**What you will do:** Count up the lines below that hold "important", then give that count by itself.

[Document page transcription items]
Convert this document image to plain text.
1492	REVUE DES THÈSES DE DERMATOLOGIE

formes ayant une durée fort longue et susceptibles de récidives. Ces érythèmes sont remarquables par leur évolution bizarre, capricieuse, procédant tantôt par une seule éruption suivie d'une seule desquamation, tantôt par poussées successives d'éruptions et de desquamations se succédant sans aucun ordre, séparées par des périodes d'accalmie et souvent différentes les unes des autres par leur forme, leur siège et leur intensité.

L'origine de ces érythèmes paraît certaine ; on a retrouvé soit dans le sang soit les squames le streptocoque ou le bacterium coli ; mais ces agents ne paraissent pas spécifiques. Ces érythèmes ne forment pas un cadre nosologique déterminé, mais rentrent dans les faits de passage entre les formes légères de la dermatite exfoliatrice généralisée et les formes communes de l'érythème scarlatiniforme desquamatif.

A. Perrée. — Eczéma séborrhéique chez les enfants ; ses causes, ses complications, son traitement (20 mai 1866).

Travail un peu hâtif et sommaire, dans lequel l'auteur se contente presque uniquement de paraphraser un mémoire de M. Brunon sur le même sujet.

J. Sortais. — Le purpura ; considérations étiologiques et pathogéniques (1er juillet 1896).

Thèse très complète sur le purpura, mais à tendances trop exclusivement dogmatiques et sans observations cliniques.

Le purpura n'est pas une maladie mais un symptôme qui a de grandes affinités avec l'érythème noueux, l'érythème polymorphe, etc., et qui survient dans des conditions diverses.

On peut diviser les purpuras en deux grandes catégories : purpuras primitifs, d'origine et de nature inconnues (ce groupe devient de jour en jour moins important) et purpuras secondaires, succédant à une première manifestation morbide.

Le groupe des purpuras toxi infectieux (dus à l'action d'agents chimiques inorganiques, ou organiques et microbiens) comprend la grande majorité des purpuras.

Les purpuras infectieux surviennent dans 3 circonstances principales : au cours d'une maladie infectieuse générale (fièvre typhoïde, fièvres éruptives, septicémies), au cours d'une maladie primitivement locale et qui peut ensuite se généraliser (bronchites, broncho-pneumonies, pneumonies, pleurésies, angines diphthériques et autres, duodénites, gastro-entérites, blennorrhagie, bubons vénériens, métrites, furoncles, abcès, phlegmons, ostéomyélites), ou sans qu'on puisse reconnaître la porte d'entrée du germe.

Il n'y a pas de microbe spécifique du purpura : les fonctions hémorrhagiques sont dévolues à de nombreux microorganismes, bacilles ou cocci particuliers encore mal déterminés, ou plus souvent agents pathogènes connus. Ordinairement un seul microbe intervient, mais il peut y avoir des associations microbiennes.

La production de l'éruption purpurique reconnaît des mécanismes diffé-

* * *

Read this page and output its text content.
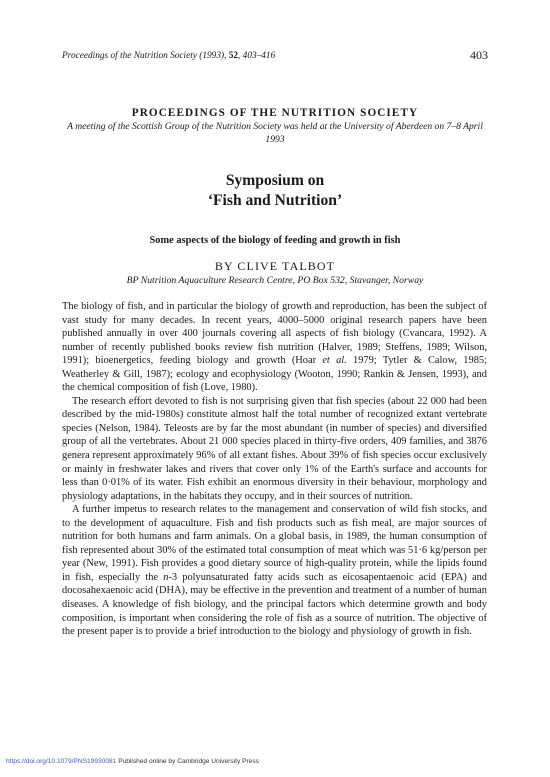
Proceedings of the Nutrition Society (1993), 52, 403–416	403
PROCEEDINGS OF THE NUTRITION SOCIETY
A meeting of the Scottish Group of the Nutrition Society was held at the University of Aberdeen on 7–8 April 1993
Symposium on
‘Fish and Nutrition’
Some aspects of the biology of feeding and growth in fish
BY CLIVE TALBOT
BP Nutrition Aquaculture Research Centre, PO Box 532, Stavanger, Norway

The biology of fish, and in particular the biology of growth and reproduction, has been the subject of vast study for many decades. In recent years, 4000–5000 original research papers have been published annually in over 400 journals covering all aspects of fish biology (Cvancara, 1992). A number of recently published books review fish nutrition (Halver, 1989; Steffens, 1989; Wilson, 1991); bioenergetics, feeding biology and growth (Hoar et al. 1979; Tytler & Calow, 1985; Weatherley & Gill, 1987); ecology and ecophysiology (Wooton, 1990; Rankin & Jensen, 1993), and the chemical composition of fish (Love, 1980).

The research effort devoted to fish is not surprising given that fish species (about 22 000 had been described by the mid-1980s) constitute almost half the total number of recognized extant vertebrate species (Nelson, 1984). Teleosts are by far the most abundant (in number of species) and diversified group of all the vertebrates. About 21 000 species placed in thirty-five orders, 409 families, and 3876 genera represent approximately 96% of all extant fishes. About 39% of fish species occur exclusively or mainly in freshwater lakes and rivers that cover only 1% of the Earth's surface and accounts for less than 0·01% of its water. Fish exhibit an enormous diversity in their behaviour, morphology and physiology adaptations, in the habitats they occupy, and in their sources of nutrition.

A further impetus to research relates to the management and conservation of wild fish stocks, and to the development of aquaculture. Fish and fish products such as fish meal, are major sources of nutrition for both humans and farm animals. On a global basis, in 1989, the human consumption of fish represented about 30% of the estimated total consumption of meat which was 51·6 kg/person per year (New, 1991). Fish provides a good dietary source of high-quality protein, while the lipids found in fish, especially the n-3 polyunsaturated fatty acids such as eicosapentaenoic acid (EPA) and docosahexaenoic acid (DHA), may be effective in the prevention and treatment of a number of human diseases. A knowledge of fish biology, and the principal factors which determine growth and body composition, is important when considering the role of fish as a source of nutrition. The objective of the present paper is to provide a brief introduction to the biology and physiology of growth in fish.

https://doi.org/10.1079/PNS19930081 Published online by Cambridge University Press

**Answer space:** 2